▶ _Exercise task_
All of the material below is to be repeated exactly.
-- start Provided data --
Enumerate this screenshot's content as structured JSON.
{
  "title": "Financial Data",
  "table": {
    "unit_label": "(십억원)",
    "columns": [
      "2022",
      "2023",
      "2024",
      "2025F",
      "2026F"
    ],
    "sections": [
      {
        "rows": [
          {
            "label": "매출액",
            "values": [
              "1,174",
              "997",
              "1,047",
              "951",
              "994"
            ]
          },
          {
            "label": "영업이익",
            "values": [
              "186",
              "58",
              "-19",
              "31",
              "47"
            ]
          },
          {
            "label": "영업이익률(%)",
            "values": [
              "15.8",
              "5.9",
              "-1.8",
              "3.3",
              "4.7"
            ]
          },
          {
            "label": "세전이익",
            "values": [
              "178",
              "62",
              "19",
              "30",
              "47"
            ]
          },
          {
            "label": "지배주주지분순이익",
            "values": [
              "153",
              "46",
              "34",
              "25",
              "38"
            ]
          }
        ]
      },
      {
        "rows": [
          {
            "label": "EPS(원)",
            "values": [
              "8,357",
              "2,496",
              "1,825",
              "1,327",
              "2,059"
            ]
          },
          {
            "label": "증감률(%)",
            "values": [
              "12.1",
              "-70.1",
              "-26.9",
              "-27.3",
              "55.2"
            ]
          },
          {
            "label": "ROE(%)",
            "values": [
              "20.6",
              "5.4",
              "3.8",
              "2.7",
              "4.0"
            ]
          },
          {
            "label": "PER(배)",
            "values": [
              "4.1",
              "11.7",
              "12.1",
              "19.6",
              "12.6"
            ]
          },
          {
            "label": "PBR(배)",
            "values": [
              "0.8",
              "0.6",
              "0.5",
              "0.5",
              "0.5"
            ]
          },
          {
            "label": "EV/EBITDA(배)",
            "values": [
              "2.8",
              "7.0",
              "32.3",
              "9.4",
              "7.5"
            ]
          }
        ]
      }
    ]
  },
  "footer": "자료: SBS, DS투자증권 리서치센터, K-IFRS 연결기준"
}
-- end Provided data --
▶ _Exercise response_
Enumerate this screenshot's content as structured JSON.
{
  "title": "Financial Data",
  "table": {
    "unit_label": "(십억원)",
    "columns": [
      "2022",
      "2023",
      "2024",
      "2025F",
      "2026F"
    ],
    "sections": [
      {
        "rows": [
          {
            "label": "매출액",
            "values": [
              "1,174",
              "997",
              "1,047",
              "951",
              "994"
            ]
          },
          {
            "label": "영업이익",
            "values": [
              "186",
              "58",
              "-19",
              "31",
              "47"
            ]
          },
          {
            "label": "영업이익률(%)",
            "values": [
              "15.8",
              "5.9",
              "-1.8",
              "3.3",
              "4.7"
            ]
          },
          {
            "label": "세전이익",
            "values": [
              "178",
              "62",
              "19",
              "30",
              "47"
            ]
          },
          {
            "label": "지배주주지분순이익",
            "values": [
              "153",
              "46",
              "34",
              "25",
              "38"
            ]
          }
        ]
      },
      {
        "rows": [
          {
            "label": "EPS(원)",
            "values": [
              "8,357",
              "2,496",
              "1,825",
              "1,327",
              "2,059"
            ]
          },
          {
            "label": "증감률(%)",
            "values": [
              "12.1",
              "-70.1",
              "-26.9",
              "-27.3",
              "55.2"
            ]
          },
          {
            "label": "ROE(%)",
            "values": [
              "20.6",
              "5.4",
              "3.8",
              "2.7",
              "4.0"
            ]
          },
          {
            "label": "PER(배)",
            "values": [
              "4.1",
              "11.7",
              "12.1",
              "19.6",
              "12.6"
            ]
          },
          {
            "label": "PBR(배)",
            "values": [
              "0.8",
              "0.6",
              "0.5",
              "0.5",
              "0.5"
            ]
          },
          {
            "label": "EV/EBITDA(배)",
            "values": [
              "2.8",
              "7.0",
              "32.3",
              "9.4",
              "7.5"
            ]
          }
        ]
      }
    ]
  },
  "footer": "자료: SBS, DS투자증권 리서치센터, K-IFRS 연결기준"
}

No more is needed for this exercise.